All of the data should be output character for character, except the pictures.

-- MATERIAL TO PROCESS start --

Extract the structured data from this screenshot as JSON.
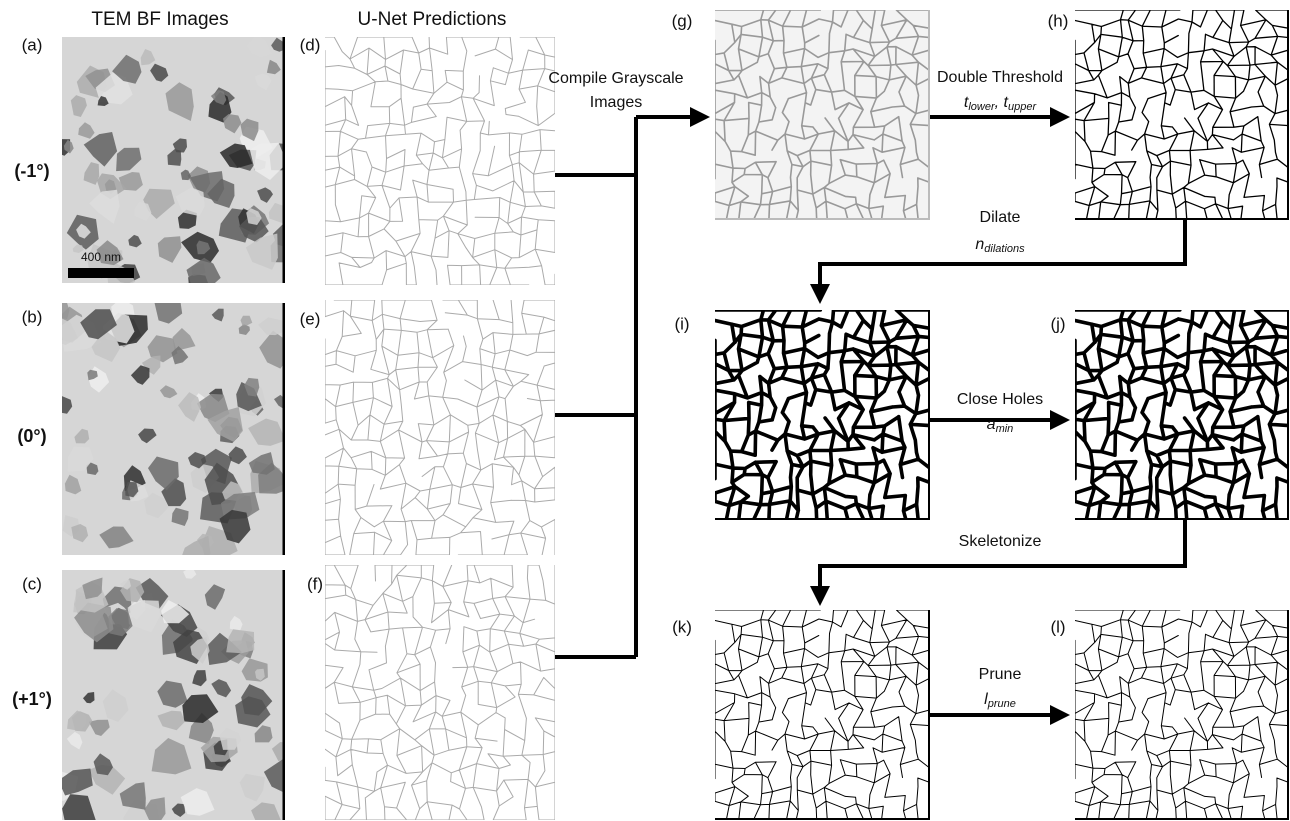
{
  "columns": {
    "tem": "TEM BF Images",
    "unet": "U-Net Predictions"
  },
  "rows": [
    "(-1°)",
    "(0°)",
    "(+1°)"
  ],
  "panels": [
    "(a)",
    "(b)",
    "(c)",
    "(d)",
    "(e)",
    "(f)",
    "(g)",
    "(h)",
    "(i)",
    "(j)",
    "(k)",
    "(l)"
  ],
  "scale_bar": "400 nm",
  "steps": [
    {
      "label": [
        "Compile Grayscale",
        "Images"
      ]
    },
    {
      "label": [
        "Double Threshold"
      ],
      "param": [
        {
          "base": "t",
          "sub": "lower"
        },
        {
          "base": ", t",
          "sub": "upper"
        }
      ]
    },
    {
      "label": [
        "Dilate"
      ],
      "param": [
        {
          "base": "n",
          "sub": "dilations"
        }
      ]
    },
    {
      "label": [
        "Close Holes"
      ],
      "param": [
        {
          "base": "a",
          "sub": "min"
        }
      ]
    },
    {
      "label": [
        "Skeletonize"
      ]
    },
    {
      "label": [
        "Prune"
      ],
      "param": [
        {
          "base": "l",
          "sub": "prune"
        }
      ]
    }
  ]
}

-- MATERIAL TO PROCESS end --

RESPONSE FOR THIS EXERCISE:
Extract the structured data from this screenshot as JSON.
{
  "columns": {
    "tem": "TEM BF Images",
    "unet": "U-Net Predictions"
  },
  "rows": [
    "(-1°)",
    "(0°)",
    "(+1°)"
  ],
  "panels": [
    "(a)",
    "(b)",
    "(c)",
    "(d)",
    "(e)",
    "(f)",
    "(g)",
    "(h)",
    "(i)",
    "(j)",
    "(k)",
    "(l)"
  ],
  "scale_bar": "400 nm",
  "steps": [
    {
      "label": [
        "Compile Grayscale",
        "Images"
      ]
    },
    {
      "label": [
        "Double Threshold"
      ],
      "param": [
        {
          "base": "t",
          "sub": "lower"
        },
        {
          "base": ", t",
          "sub": "upper"
        }
      ]
    },
    {
      "label": [
        "Dilate"
      ],
      "param": [
        {
          "base": "n",
          "sub": "dilations"
        }
      ]
    },
    {
      "label": [
        "Close Holes"
      ],
      "param": [
        {
          "base": "a",
          "sub": "min"
        }
      ]
    },
    {
      "label": [
        "Skeletonize"
      ]
    },
    {
      "label": [
        "Prune"
      ],
      "param": [
        {
          "base": "l",
          "sub": "prune"
        }
      ]
    }
  ]
}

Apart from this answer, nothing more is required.